* Begin Dataset *
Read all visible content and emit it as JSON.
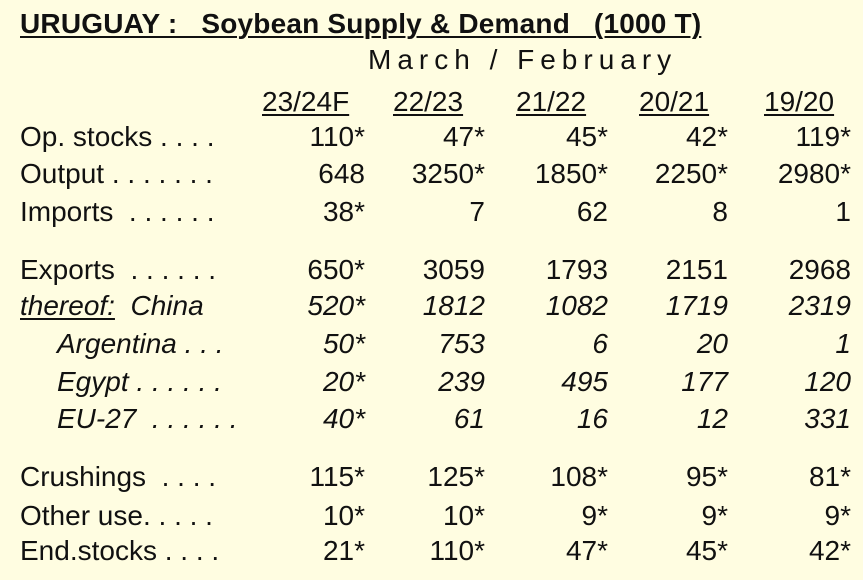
{
  "title": "URUGUAY :   Soybean Supply & Demand   (1000 T)",
  "subtitle": "March / February",
  "columns": [
    "23/24F",
    "22/23",
    "21/22",
    "20/21",
    "19/20"
  ],
  "rows": [
    {
      "label": "Op. stocks . . . .",
      "values": [
        "110*",
        "47*",
        "45*",
        "42*",
        "119*"
      ]
    },
    {
      "label": "Output . . . . . . .",
      "values": [
        "648",
        "3250*",
        "1850*",
        "2250*",
        "2980*"
      ]
    },
    {
      "label": "Imports  . . . . . .",
      "values": [
        "38*",
        "7",
        "62",
        "8",
        "1"
      ]
    },
    {
      "label": "Exports  . . . . . .",
      "values": [
        "650*",
        "3059",
        "1793",
        "2151",
        "2968"
      ]
    },
    {
      "label_prefix": "thereof:",
      "label": "  China",
      "values": [
        "520*",
        "1812",
        "1082",
        "1719",
        "2319"
      ]
    },
    {
      "label": "Argentina . . .",
      "values": [
        "50*",
        "753",
        "6",
        "20",
        "1"
      ]
    },
    {
      "label": "Egypt . . . . . .",
      "values": [
        "20*",
        "239",
        "495",
        "177",
        "120"
      ]
    },
    {
      "label": "EU-27  . . . . . .",
      "values": [
        "40*",
        "61",
        "16",
        "12",
        "331"
      ]
    },
    {
      "label": "Crushings  . . . .",
      "values": [
        "115*",
        "125*",
        "108*",
        "95*",
        "81*"
      ]
    },
    {
      "label": "Other use. . . . .",
      "values": [
        "10*",
        "10*",
        "9*",
        "9*",
        "9*"
      ]
    },
    {
      "label": "End.stocks . . . .",
      "values": [
        "21*",
        "110*",
        "47*",
        "45*",
        "42*"
      ]
    }
  ]
}
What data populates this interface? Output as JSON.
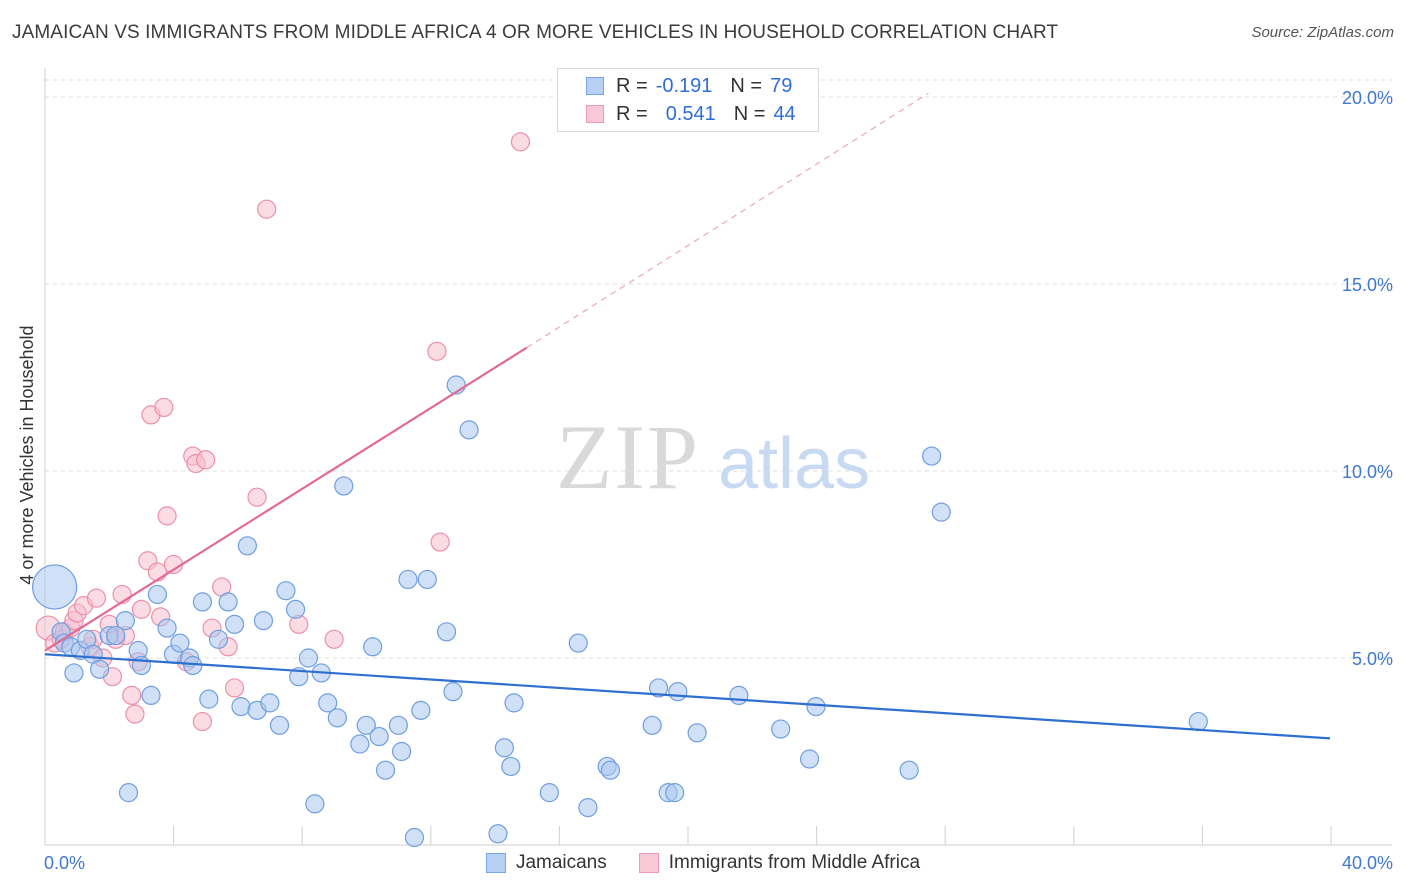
* End Dataset *
Return from the data every line that holds "Output".

§ **Answer to this exercise**
      "label": "Output . . . . . . .",
What data populates this interface? Output as JSON.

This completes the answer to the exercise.